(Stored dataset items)

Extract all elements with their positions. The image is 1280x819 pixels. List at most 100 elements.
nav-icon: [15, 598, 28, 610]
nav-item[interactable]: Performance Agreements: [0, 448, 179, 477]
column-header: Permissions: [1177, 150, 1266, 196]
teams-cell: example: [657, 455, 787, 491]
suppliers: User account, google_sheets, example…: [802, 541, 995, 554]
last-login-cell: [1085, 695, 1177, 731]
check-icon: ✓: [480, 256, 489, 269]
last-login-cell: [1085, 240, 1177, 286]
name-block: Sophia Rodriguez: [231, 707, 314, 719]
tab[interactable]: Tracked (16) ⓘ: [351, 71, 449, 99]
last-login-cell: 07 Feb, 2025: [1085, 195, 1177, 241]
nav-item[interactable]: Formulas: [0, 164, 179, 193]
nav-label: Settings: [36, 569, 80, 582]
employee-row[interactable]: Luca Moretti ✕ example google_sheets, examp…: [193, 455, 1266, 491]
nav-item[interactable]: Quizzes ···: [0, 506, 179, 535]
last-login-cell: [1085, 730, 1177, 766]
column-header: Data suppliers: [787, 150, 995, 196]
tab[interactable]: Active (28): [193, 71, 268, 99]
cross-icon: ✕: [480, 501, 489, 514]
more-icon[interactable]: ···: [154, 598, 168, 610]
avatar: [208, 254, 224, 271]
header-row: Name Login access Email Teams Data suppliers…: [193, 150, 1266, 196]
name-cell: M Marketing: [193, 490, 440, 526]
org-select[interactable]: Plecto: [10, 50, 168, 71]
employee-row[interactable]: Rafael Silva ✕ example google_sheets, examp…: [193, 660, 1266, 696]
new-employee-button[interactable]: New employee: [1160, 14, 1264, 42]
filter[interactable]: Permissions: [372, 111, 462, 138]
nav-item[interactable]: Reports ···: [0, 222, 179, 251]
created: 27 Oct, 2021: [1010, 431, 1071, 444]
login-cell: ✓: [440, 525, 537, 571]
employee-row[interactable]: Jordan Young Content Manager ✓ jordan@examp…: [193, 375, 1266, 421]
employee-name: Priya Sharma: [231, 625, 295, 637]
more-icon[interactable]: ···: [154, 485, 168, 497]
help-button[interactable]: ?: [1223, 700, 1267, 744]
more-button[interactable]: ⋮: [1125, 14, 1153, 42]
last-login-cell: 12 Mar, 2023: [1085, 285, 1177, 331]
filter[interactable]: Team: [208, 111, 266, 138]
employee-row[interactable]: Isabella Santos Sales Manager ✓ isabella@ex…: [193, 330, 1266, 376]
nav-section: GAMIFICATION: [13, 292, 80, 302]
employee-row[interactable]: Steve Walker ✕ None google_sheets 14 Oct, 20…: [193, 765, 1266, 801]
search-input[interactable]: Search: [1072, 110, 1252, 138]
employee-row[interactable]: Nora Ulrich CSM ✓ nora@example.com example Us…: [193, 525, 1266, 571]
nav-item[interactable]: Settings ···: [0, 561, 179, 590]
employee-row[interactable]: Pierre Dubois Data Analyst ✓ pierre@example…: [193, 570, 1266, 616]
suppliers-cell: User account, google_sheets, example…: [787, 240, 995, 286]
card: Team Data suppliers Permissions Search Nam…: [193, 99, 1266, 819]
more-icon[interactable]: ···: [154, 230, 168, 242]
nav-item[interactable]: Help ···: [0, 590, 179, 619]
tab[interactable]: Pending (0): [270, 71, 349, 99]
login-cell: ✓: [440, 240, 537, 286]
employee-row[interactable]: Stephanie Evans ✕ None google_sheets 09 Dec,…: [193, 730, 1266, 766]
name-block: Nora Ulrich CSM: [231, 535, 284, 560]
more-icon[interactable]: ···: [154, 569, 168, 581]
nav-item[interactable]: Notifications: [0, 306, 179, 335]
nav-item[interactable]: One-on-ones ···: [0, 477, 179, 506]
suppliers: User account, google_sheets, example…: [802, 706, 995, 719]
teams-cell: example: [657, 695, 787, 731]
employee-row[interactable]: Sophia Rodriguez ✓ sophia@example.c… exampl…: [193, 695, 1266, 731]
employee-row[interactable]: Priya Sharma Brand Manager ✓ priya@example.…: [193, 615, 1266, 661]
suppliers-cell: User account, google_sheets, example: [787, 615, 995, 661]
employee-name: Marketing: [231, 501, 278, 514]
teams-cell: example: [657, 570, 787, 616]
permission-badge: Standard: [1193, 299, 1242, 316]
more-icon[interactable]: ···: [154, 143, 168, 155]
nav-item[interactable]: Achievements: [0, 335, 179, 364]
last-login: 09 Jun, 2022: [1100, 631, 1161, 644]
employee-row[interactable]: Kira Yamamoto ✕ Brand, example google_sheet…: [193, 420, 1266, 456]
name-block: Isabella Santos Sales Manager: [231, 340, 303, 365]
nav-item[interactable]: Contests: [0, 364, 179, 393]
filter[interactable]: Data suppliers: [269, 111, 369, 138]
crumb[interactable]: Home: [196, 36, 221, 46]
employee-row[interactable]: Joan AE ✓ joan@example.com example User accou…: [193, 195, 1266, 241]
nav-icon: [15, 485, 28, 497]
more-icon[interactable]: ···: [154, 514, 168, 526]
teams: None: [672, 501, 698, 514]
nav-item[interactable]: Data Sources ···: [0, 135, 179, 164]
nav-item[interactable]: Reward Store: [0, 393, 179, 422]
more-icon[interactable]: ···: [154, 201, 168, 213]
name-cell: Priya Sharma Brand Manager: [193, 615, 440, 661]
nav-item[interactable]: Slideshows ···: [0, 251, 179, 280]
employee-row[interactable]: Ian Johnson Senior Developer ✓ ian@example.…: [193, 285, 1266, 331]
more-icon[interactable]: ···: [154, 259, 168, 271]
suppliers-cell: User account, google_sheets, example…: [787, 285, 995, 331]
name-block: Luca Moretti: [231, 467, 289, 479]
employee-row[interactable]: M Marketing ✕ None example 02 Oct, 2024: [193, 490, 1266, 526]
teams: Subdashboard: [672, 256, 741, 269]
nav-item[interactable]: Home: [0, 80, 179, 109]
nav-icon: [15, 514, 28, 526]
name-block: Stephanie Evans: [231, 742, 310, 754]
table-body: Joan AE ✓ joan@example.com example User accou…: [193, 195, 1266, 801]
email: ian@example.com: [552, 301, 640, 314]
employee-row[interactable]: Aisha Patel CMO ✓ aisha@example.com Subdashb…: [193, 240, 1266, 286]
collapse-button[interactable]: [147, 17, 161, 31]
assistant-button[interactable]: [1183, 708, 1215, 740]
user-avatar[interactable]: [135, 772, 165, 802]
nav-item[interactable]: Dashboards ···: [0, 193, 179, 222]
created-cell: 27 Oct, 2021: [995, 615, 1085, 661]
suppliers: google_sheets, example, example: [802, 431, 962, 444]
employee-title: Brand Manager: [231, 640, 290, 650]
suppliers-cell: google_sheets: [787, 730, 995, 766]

- **INSTRUCTIONS TO FOLLOW**: Update the items above so that every instance of "last-login-cell" reads "last-seen-cell", with nothing else changed.

- **CORRECT ANSWER**:
Extract all elements with their positions. The image is 1280x819 pixels. List at most 100 elements.
nav-icon: [15, 598, 28, 610]
nav-item[interactable]: Performance Agreements: [0, 448, 179, 477]
column-header: Permissions: [1177, 150, 1266, 196]
teams-cell: example: [657, 455, 787, 491]
suppliers: User account, google_sheets, example…: [802, 541, 995, 554]
last-seen-cell: [1085, 695, 1177, 731]
check-icon: ✓: [480, 256, 489, 269]
last-seen-cell: [1085, 240, 1177, 286]
name-block: Sophia Rodriguez: [231, 707, 314, 719]
tab[interactable]: Tracked (16) ⓘ: [351, 71, 449, 99]
last-seen-cell: 07 Feb, 2025: [1085, 195, 1177, 241]
nav-item[interactable]: Formulas: [0, 164, 179, 193]
nav-label: Settings: [36, 569, 80, 582]
employee-row[interactable]: Luca Moretti ✕ example google_sheets, examp…: [193, 455, 1266, 491]
nav-item[interactable]: Quizzes ···: [0, 506, 179, 535]
last-seen-cell: [1085, 730, 1177, 766]
column-header: Data suppliers: [787, 150, 995, 196]
tab[interactable]: Active (28): [193, 71, 268, 99]
cross-icon: ✕: [480, 501, 489, 514]
more-icon[interactable]: ···: [154, 598, 168, 610]
avatar: [208, 254, 224, 271]
header-row: Name Login access Email Teams Data suppliers…: [193, 150, 1266, 196]
name-cell: M Marketing: [193, 490, 440, 526]
org-select[interactable]: Plecto: [10, 50, 168, 71]
employee-row[interactable]: Rafael Silva ✕ example google_sheets, examp…: [193, 660, 1266, 696]
new-employee-button[interactable]: New employee: [1160, 14, 1264, 42]
filter[interactable]: Permissions: [372, 111, 462, 138]
nav-item[interactable]: Reports ···: [0, 222, 179, 251]
created: 27 Oct, 2021: [1010, 431, 1071, 444]
login-cell: ✓: [440, 525, 537, 571]
employee-row[interactable]: Jordan Young Content Manager ✓ jordan@examp…: [193, 375, 1266, 421]
employee-name: Priya Sharma: [231, 625, 295, 637]
more-icon[interactable]: ···: [154, 485, 168, 497]
help-button[interactable]: ?: [1223, 700, 1267, 744]
more-button[interactable]: ⋮: [1125, 14, 1153, 42]
last-seen-cell: 12 Mar, 2023: [1085, 285, 1177, 331]
filter[interactable]: Team: [208, 111, 266, 138]
employee-row[interactable]: Isabella Santos Sales Manager ✓ isabella@ex…: [193, 330, 1266, 376]
nav-section: GAMIFICATION: [13, 292, 80, 302]
employee-row[interactable]: Steve Walker ✕ None google_sheets 14 Oct, 20…: [193, 765, 1266, 801]
search-input[interactable]: Search: [1072, 110, 1252, 138]
employee-row[interactable]: Nora Ulrich CSM ✓ nora@example.com example Us…: [193, 525, 1266, 571]
nav-item[interactable]: Settings ···: [0, 561, 179, 590]
employee-row[interactable]: Pierre Dubois Data Analyst ✓ pierre@example…: [193, 570, 1266, 616]
suppliers-cell: User account, google_sheets, example…: [787, 240, 995, 286]
card: Team Data suppliers Permissions Search Nam…: [193, 99, 1266, 819]
more-icon[interactable]: ···: [154, 230, 168, 242]
nav-item[interactable]: Help ···: [0, 590, 179, 619]
tab[interactable]: Pending (0): [270, 71, 349, 99]
login-cell: ✓: [440, 240, 537, 286]
employee-row[interactable]: Stephanie Evans ✕ None google_sheets 09 Dec,…: [193, 730, 1266, 766]
name-block: Nora Ulrich CSM: [231, 535, 284, 560]
more-icon[interactable]: ···: [154, 569, 168, 581]
nav-item[interactable]: Notifications: [0, 306, 179, 335]
nav-item[interactable]: One-on-ones ···: [0, 477, 179, 506]
suppliers: User account, google_sheets, example…: [802, 706, 995, 719]
teams-cell: example: [657, 695, 787, 731]
employee-row[interactable]: Sophia Rodriguez ✓ sophia@example.c… exampl…: [193, 695, 1266, 731]
employee-row[interactable]: Priya Sharma Brand Manager ✓ priya@example.…: [193, 615, 1266, 661]
suppliers-cell: User account, google_sheets, example: [787, 615, 995, 661]
employee-name: Marketing: [231, 501, 278, 514]
teams-cell: example: [657, 570, 787, 616]
permission-badge: Standard: [1193, 299, 1242, 316]
more-icon[interactable]: ···: [154, 143, 168, 155]
nav-item[interactable]: Achievements: [0, 335, 179, 364]
last-login: 09 Jun, 2022: [1100, 631, 1161, 644]
employee-row[interactable]: Kira Yamamoto ✕ Brand, example google_sheet…: [193, 420, 1266, 456]
name-block: Isabella Santos Sales Manager: [231, 340, 303, 365]
nav-item[interactable]: Contests: [0, 364, 179, 393]
filter[interactable]: Data suppliers: [269, 111, 369, 138]
crumb[interactable]: Home: [196, 36, 221, 46]
employee-row[interactable]: Joan AE ✓ joan@example.com example User accou…: [193, 195, 1266, 241]
nav-icon: [15, 485, 28, 497]
more-icon[interactable]: ···: [154, 514, 168, 526]
teams: None: [672, 501, 698, 514]
nav-item[interactable]: Data Sources ···: [0, 135, 179, 164]
nav-item[interactable]: Reward Store: [0, 393, 179, 422]
more-icon[interactable]: ···: [154, 201, 168, 213]
name-cell: Priya Sharma Brand Manager: [193, 615, 440, 661]
nav-item[interactable]: Slideshows ···: [0, 251, 179, 280]
employee-row[interactable]: Ian Johnson Senior Developer ✓ ian@example.…: [193, 285, 1266, 331]
more-icon[interactable]: ···: [154, 259, 168, 271]
suppliers-cell: User account, google_sheets, example…: [787, 285, 995, 331]
name-block: Luca Moretti: [231, 467, 289, 479]
employee-row[interactable]: M Marketing ✕ None example 02 Oct, 2024: [193, 490, 1266, 526]
teams: Subdashboard: [672, 256, 741, 269]
nav-item[interactable]: Home: [0, 80, 179, 109]
nav-icon: [15, 514, 28, 526]
name-block: Stephanie Evans: [231, 742, 310, 754]
table-body: Joan AE ✓ joan@example.com example User accou…: [193, 195, 1266, 801]
email: ian@example.com: [552, 301, 640, 314]
employee-row[interactable]: Aisha Patel CMO ✓ aisha@example.com Subdashb…: [193, 240, 1266, 286]
collapse-button[interactable]: [147, 17, 161, 31]
assistant-button[interactable]: [1183, 708, 1215, 740]
user-avatar[interactable]: [135, 772, 165, 802]
nav-item[interactable]: Dashboards ···: [0, 193, 179, 222]
created-cell: 27 Oct, 2021: [995, 615, 1085, 661]
suppliers: google_sheets, example, example: [802, 431, 962, 444]
employee-title: Brand Manager: [231, 640, 290, 650]
suppliers-cell: google_sheets: [787, 730, 995, 766]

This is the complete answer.